** start Data provided **

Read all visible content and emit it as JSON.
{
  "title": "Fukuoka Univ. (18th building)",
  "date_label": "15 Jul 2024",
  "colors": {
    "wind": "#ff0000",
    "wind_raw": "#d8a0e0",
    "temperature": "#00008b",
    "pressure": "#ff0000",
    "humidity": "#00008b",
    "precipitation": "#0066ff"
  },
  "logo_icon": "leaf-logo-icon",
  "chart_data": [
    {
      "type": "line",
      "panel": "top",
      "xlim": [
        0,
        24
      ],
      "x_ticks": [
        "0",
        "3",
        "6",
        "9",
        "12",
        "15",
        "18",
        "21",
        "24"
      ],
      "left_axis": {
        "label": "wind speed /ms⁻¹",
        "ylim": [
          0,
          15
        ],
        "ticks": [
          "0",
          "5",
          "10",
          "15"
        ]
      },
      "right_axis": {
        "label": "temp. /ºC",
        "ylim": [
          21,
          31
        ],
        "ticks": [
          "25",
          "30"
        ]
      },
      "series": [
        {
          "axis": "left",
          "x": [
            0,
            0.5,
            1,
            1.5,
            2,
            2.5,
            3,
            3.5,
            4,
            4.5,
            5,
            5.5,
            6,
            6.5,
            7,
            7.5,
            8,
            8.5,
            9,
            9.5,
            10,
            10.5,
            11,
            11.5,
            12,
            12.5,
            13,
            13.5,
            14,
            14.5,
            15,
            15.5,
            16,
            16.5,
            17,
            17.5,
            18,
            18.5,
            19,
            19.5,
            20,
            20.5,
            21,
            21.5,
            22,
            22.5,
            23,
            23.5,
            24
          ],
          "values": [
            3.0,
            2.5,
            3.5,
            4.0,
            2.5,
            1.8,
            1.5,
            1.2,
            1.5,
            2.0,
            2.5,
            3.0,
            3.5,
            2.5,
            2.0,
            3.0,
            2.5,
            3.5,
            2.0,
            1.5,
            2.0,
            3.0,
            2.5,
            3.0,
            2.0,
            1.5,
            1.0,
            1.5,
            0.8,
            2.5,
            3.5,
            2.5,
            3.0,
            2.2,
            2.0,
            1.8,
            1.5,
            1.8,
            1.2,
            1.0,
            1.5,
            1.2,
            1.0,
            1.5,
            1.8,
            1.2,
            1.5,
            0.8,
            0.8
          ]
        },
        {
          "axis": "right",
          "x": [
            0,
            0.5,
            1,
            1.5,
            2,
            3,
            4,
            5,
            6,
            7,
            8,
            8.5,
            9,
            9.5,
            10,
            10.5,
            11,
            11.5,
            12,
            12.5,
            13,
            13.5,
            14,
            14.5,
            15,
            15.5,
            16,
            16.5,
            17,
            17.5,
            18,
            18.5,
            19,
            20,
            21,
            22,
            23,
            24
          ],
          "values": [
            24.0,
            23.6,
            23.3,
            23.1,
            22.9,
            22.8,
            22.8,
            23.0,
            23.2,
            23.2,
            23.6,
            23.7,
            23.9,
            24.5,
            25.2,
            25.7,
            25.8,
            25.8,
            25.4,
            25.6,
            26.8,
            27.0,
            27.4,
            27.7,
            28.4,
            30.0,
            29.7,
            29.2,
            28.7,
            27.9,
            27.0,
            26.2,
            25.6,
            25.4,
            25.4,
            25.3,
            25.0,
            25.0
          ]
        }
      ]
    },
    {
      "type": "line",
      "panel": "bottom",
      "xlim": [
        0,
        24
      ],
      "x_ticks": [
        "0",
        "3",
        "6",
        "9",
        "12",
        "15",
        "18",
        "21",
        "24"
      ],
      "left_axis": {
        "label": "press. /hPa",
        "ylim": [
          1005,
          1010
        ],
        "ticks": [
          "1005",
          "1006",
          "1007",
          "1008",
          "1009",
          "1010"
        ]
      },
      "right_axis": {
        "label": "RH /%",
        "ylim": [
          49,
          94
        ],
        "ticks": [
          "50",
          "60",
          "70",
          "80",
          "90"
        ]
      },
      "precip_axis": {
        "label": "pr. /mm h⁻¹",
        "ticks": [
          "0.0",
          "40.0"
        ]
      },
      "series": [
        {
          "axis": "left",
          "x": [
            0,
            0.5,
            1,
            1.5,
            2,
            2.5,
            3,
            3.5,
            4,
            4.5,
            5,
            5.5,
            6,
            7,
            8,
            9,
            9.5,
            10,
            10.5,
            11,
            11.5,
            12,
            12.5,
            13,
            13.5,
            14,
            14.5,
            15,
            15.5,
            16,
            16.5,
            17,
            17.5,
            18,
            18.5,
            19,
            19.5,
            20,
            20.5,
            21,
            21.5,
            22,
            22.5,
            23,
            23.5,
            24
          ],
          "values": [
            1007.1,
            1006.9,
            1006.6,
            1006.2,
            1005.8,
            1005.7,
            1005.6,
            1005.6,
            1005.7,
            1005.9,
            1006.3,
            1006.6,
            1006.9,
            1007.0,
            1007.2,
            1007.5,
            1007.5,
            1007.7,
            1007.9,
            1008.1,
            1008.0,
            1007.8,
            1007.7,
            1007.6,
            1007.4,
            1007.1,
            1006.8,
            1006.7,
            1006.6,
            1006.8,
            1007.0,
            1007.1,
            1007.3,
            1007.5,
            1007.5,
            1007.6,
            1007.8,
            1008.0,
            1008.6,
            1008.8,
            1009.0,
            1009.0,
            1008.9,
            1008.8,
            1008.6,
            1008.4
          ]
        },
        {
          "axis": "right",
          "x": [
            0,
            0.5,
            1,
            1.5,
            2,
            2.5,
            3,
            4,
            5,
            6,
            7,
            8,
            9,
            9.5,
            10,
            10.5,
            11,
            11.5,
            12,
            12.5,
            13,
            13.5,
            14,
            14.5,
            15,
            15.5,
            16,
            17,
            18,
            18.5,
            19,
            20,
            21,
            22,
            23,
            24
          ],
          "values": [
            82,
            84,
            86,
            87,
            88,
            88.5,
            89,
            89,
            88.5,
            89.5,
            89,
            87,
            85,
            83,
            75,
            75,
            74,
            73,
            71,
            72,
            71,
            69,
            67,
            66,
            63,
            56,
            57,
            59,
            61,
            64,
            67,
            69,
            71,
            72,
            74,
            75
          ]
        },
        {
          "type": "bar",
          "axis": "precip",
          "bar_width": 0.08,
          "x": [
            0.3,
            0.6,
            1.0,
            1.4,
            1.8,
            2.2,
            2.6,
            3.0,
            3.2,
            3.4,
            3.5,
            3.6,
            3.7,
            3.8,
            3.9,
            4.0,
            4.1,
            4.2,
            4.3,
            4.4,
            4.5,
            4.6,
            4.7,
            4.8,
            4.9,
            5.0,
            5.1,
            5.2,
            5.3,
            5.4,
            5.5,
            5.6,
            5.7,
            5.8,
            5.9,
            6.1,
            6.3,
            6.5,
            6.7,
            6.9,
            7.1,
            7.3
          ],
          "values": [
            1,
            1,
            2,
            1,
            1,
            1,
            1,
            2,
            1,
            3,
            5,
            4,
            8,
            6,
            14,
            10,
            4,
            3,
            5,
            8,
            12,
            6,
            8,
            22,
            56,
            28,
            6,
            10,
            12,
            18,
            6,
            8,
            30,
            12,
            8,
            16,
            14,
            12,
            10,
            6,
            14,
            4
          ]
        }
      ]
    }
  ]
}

** end Data provided **

-- Objective --
Please quote every record above exactly as it appears.

-- Task solution --
Read all visible content and emit it as JSON.
{
  "title": "Fukuoka Univ. (18th building)",
  "date_label": "15 Jul 2024",
  "colors": {
    "wind": "#ff0000",
    "wind_raw": "#d8a0e0",
    "temperature": "#00008b",
    "pressure": "#ff0000",
    "humidity": "#00008b",
    "precipitation": "#0066ff"
  },
  "logo_icon": "leaf-logo-icon",
  "chart_data": [
    {
      "type": "line",
      "panel": "top",
      "xlim": [
        0,
        24
      ],
      "x_ticks": [
        "0",
        "3",
        "6",
        "9",
        "12",
        "15",
        "18",
        "21",
        "24"
      ],
      "left_axis": {
        "label": "wind speed /ms⁻¹",
        "ylim": [
          0,
          15
        ],
        "ticks": [
          "0",
          "5",
          "10",
          "15"
        ]
      },
      "right_axis": {
        "label": "temp. /ºC",
        "ylim": [
          21,
          31
        ],
        "ticks": [
          "25",
          "30"
        ]
      },
      "series": [
        {
          "axis": "left",
          "x": [
            0,
            0.5,
            1,
            1.5,
            2,
            2.5,
            3,
            3.5,
            4,
            4.5,
            5,
            5.5,
            6,
            6.5,
            7,
            7.5,
            8,
            8.5,
            9,
            9.5,
            10,
            10.5,
            11,
            11.5,
            12,
            12.5,
            13,
            13.5,
            14,
            14.5,
            15,
            15.5,
            16,
            16.5,
            17,
            17.5,
            18,
            18.5,
            19,
            19.5,
            20,
            20.5,
            21,
            21.5,
            22,
            22.5,
            23,
            23.5,
            24
          ],
          "values": [
            3.0,
            2.5,
            3.5,
            4.0,
            2.5,
            1.8,
            1.5,
            1.2,
            1.5,
            2.0,
            2.5,
            3.0,
            3.5,
            2.5,
            2.0,
            3.0,
            2.5,
            3.5,
            2.0,
            1.5,
            2.0,
            3.0,
            2.5,
            3.0,
            2.0,
            1.5,
            1.0,
            1.5,
            0.8,
            2.5,
            3.5,
            2.5,
            3.0,
            2.2,
            2.0,
            1.8,
            1.5,
            1.8,
            1.2,
            1.0,
            1.5,
            1.2,
            1.0,
            1.5,
            1.8,
            1.2,
            1.5,
            0.8,
            0.8
          ]
        },
        {
          "axis": "right",
          "x": [
            0,
            0.5,
            1,
            1.5,
            2,
            3,
            4,
            5,
            6,
            7,
            8,
            8.5,
            9,
            9.5,
            10,
            10.5,
            11,
            11.5,
            12,
            12.5,
            13,
            13.5,
            14,
            14.5,
            15,
            15.5,
            16,
            16.5,
            17,
            17.5,
            18,
            18.5,
            19,
            20,
            21,
            22,
            23,
            24
          ],
          "values": [
            24.0,
            23.6,
            23.3,
            23.1,
            22.9,
            22.8,
            22.8,
            23.0,
            23.2,
            23.2,
            23.6,
            23.7,
            23.9,
            24.5,
            25.2,
            25.7,
            25.8,
            25.8,
            25.4,
            25.6,
            26.8,
            27.0,
            27.4,
            27.7,
            28.4,
            30.0,
            29.7,
            29.2,
            28.7,
            27.9,
            27.0,
            26.2,
            25.6,
            25.4,
            25.4,
            25.3,
            25.0,
            25.0
          ]
        }
      ]
    },
    {
      "type": "line",
      "panel": "bottom",
      "xlim": [
        0,
        24
      ],
      "x_ticks": [
        "0",
        "3",
        "6",
        "9",
        "12",
        "15",
        "18",
        "21",
        "24"
      ],
      "left_axis": {
        "label": "press. /hPa",
        "ylim": [
          1005,
          1010
        ],
        "ticks": [
          "1005",
          "1006",
          "1007",
          "1008",
          "1009",
          "1010"
        ]
      },
      "right_axis": {
        "label": "RH /%",
        "ylim": [
          49,
          94
        ],
        "ticks": [
          "50",
          "60",
          "70",
          "80",
          "90"
        ]
      },
      "precip_axis": {
        "label": "pr. /mm h⁻¹",
        "ticks": [
          "0.0",
          "40.0"
        ]
      },
      "series": [
        {
          "axis": "left",
          "x": [
            0,
            0.5,
            1,
            1.5,
            2,
            2.5,
            3,
            3.5,
            4,
            4.5,
            5,
            5.5,
            6,
            7,
            8,
            9,
            9.5,
            10,
            10.5,
            11,
            11.5,
            12,
            12.5,
            13,
            13.5,
            14,
            14.5,
            15,
            15.5,
            16,
            16.5,
            17,
            17.5,
            18,
            18.5,
            19,
            19.5,
            20,
            20.5,
            21,
            21.5,
            22,
            22.5,
            23,
            23.5,
            24
          ],
          "values": [
            1007.1,
            1006.9,
            1006.6,
            1006.2,
            1005.8,
            1005.7,
            1005.6,
            1005.6,
            1005.7,
            1005.9,
            1006.3,
            1006.6,
            1006.9,
            1007.0,
            1007.2,
            1007.5,
            1007.5,
            1007.7,
            1007.9,
            1008.1,
            1008.0,
            1007.8,
            1007.7,
            1007.6,
            1007.4,
            1007.1,
            1006.8,
            1006.7,
            1006.6,
            1006.8,
            1007.0,
            1007.1,
            1007.3,
            1007.5,
            1007.5,
            1007.6,
            1007.8,
            1008.0,
            1008.6,
            1008.8,
            1009.0,
            1009.0,
            1008.9,
            1008.8,
            1008.6,
            1008.4
          ]
        },
        {
          "axis": "right",
          "x": [
            0,
            0.5,
            1,
            1.5,
            2,
            2.5,
            3,
            4,
            5,
            6,
            7,
            8,
            9,
            9.5,
            10,
            10.5,
            11,
            11.5,
            12,
            12.5,
            13,
            13.5,
            14,
            14.5,
            15,
            15.5,
            16,
            17,
            18,
            18.5,
            19,
            20,
            21,
            22,
            23,
            24
          ],
          "values": [
            82,
            84,
            86,
            87,
            88,
            88.5,
            89,
            89,
            88.5,
            89.5,
            89,
            87,
            85,
            83,
            75,
            75,
            74,
            73,
            71,
            72,
            71,
            69,
            67,
            66,
            63,
            56,
            57,
            59,
            61,
            64,
            67,
            69,
            71,
            72,
            74,
            75
          ]
        },
        {
          "type": "bar",
          "axis": "precip",
          "bar_width": 0.08,
          "x": [
            0.3,
            0.6,
            1.0,
            1.4,
            1.8,
            2.2,
            2.6,
            3.0,
            3.2,
            3.4,
            3.5,
            3.6,
            3.7,
            3.8,
            3.9,
            4.0,
            4.1,
            4.2,
            4.3,
            4.4,
            4.5,
            4.6,
            4.7,
            4.8,
            4.9,
            5.0,
            5.1,
            5.2,
            5.3,
            5.4,
            5.5,
            5.6,
            5.7,
            5.8,
            5.9,
            6.1,
            6.3,
            6.5,
            6.7,
            6.9,
            7.1,
            7.3
          ],
          "values": [
            1,
            1,
            2,
            1,
            1,
            1,
            1,
            2,
            1,
            3,
            5,
            4,
            8,
            6,
            14,
            10,
            4,
            3,
            5,
            8,
            12,
            6,
            8,
            22,
            56,
            28,
            6,
            10,
            12,
            18,
            6,
            8,
            30,
            12,
            8,
            16,
            14,
            12,
            10,
            6,
            14,
            4
          ]
        }
      ]
    }
  ]
}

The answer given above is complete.